The task: From the listing, collect all lines containing the word "inset".

Dataset rows:

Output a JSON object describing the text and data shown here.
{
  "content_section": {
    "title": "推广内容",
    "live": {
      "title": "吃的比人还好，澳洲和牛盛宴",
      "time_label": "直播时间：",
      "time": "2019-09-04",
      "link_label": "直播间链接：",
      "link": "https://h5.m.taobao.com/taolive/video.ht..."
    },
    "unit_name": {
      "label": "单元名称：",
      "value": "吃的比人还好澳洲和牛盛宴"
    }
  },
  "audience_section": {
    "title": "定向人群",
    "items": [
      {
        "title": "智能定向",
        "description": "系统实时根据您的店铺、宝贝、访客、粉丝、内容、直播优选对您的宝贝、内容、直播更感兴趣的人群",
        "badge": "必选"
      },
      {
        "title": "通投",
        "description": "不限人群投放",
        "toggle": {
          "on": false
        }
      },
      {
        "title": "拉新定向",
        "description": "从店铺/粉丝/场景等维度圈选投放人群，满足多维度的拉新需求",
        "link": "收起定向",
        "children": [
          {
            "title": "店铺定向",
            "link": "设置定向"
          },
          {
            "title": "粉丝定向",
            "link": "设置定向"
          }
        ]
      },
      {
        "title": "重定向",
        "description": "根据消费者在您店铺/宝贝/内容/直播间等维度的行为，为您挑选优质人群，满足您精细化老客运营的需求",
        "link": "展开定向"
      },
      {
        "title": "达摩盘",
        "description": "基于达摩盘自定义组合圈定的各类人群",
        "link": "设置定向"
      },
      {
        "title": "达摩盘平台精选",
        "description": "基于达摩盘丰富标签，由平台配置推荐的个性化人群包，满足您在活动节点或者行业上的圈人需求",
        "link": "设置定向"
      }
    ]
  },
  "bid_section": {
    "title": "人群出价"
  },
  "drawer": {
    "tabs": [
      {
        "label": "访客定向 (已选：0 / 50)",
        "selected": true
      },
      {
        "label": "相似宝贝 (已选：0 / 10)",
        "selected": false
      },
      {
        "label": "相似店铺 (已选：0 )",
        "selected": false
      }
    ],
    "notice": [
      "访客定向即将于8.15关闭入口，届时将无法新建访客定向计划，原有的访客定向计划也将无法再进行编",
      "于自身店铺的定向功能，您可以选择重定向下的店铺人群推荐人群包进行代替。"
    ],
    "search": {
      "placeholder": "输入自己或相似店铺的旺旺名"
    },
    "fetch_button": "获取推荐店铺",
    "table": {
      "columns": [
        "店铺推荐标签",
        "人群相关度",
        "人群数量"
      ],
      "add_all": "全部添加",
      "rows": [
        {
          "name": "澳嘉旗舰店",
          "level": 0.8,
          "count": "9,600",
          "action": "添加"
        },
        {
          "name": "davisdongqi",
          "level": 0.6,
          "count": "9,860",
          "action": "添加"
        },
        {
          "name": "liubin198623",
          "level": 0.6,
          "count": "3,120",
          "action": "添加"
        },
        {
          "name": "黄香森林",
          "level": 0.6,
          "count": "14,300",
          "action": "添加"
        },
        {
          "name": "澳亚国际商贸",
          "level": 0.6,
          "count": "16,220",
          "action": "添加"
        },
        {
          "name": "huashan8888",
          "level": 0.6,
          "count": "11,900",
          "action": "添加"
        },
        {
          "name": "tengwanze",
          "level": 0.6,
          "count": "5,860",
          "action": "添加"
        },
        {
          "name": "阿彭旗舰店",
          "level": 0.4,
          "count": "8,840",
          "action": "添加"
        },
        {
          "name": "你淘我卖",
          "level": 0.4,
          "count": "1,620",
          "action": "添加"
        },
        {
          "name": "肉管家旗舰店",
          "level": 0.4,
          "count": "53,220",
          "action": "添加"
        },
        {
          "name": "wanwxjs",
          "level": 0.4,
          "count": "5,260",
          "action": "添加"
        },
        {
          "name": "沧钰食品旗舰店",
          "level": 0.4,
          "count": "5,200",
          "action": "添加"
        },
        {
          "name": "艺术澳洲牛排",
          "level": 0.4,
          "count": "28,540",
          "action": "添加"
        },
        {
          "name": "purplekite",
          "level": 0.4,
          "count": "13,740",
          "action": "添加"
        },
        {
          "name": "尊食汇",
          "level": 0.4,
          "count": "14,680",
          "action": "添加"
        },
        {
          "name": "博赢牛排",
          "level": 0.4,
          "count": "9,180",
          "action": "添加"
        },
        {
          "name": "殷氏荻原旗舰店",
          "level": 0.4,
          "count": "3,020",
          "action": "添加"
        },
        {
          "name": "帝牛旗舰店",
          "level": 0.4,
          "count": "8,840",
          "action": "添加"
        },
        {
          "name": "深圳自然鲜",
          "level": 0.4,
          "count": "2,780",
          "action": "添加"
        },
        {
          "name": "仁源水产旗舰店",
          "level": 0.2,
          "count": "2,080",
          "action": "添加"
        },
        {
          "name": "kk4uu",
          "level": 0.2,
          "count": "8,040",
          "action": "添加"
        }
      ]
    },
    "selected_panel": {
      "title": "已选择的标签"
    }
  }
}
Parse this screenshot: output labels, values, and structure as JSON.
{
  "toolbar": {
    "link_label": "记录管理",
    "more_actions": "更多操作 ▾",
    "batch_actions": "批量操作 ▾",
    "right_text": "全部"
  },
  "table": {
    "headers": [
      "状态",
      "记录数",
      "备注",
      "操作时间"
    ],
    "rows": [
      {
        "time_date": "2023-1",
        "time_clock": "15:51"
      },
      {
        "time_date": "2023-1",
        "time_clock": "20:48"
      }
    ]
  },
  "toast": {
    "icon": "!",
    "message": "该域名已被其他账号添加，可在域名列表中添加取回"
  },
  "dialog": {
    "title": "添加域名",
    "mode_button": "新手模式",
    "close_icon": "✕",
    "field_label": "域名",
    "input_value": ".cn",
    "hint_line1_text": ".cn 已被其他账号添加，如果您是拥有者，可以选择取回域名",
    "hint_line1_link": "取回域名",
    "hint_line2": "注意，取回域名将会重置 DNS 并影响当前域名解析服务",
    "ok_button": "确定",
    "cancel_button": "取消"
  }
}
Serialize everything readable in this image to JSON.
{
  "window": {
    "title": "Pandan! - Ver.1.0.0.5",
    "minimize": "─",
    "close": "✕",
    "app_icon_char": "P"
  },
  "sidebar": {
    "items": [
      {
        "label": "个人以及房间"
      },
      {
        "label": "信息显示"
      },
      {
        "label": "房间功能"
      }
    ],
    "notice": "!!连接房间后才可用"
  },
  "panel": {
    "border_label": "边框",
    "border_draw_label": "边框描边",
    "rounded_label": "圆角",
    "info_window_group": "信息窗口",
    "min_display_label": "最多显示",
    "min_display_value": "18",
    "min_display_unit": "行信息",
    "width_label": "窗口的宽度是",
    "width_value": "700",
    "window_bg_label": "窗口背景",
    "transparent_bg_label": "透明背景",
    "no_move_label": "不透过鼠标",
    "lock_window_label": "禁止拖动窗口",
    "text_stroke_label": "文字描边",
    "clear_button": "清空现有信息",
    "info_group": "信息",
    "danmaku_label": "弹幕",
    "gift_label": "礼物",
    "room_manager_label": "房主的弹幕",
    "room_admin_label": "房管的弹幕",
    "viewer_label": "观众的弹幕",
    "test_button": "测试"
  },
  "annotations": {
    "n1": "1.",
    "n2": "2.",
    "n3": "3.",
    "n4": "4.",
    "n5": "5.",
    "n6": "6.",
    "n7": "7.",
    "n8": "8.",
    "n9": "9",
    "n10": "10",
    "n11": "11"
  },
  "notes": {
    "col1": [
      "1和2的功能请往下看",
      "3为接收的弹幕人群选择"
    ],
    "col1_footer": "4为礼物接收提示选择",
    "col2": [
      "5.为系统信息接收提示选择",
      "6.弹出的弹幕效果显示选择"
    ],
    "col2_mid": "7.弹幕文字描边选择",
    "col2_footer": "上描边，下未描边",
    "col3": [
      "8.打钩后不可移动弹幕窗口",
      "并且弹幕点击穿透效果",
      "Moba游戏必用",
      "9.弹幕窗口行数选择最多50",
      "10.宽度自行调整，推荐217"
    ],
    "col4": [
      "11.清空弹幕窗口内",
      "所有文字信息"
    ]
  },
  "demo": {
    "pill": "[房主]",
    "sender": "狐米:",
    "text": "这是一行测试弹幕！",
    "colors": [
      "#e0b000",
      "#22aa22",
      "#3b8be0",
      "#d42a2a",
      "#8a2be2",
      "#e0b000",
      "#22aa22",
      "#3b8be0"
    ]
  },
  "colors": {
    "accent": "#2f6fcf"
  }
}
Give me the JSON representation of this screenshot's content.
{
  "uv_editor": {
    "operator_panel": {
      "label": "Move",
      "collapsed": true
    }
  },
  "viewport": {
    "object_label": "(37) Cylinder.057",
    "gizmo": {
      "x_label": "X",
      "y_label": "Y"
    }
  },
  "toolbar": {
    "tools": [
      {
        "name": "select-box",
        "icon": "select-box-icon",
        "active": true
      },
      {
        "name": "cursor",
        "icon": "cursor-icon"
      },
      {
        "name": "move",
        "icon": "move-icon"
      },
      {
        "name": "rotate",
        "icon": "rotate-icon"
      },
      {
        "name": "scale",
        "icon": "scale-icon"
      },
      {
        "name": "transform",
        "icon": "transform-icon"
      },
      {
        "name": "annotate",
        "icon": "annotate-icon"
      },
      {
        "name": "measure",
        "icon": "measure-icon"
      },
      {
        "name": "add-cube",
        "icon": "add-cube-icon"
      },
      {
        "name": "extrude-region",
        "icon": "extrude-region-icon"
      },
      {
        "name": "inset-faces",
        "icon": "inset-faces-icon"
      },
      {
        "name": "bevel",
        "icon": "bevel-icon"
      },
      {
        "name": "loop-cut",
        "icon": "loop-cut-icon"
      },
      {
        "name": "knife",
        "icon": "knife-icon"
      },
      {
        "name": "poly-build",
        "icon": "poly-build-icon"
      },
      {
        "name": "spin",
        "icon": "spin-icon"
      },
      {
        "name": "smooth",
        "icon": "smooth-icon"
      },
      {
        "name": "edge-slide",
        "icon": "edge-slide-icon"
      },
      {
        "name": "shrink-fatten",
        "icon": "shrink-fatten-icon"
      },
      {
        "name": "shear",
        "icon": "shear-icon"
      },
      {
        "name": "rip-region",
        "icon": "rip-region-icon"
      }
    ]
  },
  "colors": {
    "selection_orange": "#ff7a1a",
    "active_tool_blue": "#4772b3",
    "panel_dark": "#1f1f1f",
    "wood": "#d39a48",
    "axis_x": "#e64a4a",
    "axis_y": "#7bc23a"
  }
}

Exercise solution:
        "name": "inset-faces",
        "icon": "inset-faces-icon"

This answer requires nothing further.